• _Provided material_:
-=-=-=-=-
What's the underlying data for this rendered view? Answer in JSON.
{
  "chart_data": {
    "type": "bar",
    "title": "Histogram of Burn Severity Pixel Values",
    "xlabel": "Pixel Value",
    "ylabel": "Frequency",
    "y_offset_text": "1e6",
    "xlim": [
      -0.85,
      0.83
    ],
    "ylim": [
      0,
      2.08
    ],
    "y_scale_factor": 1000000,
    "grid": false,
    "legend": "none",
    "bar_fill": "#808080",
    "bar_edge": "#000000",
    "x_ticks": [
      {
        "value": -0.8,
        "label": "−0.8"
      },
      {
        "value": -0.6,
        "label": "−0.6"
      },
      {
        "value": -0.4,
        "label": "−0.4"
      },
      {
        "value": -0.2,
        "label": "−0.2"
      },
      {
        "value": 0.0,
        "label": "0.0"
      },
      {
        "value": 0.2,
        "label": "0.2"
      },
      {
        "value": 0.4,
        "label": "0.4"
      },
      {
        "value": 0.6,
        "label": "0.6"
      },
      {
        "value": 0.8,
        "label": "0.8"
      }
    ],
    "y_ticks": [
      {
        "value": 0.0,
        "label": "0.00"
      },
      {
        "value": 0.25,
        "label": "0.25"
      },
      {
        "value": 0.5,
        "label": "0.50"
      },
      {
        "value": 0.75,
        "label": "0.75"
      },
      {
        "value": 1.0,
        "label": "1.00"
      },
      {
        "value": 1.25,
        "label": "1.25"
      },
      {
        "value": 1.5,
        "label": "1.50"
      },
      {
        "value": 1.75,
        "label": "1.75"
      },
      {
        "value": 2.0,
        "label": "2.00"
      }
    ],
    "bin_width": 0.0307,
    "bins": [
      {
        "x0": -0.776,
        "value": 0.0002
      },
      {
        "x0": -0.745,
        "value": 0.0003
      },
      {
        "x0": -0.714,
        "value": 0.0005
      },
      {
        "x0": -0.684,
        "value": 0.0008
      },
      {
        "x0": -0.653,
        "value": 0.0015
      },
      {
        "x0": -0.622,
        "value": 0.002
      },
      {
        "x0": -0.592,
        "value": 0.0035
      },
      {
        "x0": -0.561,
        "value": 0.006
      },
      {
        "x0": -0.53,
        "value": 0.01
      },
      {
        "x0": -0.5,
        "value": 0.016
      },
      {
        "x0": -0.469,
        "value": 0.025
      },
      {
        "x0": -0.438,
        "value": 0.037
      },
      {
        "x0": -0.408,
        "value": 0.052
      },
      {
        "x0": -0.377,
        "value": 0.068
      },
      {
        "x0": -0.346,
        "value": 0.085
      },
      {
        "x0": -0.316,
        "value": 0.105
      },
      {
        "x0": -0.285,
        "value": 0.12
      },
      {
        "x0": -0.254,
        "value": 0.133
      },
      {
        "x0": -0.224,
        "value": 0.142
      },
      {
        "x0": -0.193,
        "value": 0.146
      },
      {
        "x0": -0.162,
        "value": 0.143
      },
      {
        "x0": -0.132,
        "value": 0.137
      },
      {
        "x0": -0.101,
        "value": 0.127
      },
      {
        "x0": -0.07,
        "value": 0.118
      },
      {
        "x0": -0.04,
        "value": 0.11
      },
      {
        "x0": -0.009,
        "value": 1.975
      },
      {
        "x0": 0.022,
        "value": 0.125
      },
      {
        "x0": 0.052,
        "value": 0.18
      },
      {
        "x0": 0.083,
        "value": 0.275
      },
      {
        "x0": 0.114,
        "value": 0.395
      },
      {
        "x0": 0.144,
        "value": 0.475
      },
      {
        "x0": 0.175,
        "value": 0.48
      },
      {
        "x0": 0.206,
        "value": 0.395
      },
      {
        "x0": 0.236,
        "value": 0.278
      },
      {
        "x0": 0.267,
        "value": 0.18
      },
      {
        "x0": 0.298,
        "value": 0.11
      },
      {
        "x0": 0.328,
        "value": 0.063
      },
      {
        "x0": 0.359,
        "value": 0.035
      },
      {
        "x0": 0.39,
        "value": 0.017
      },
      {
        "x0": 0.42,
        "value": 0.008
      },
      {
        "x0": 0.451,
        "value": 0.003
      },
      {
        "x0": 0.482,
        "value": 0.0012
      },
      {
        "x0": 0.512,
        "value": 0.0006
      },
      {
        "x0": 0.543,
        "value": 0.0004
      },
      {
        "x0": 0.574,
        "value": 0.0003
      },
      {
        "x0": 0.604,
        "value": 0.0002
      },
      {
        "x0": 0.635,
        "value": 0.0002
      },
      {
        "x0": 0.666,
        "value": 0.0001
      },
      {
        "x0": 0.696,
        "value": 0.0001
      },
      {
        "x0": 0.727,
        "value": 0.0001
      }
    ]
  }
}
-=-=-=-=-
• _The exercise_:
Whichever lines contain the string "Pixel", select and copy them.

• _The completed task_:
    "title": "Histogram of Burn Severity Pixel Values",
    "xlabel": "Pixel Value",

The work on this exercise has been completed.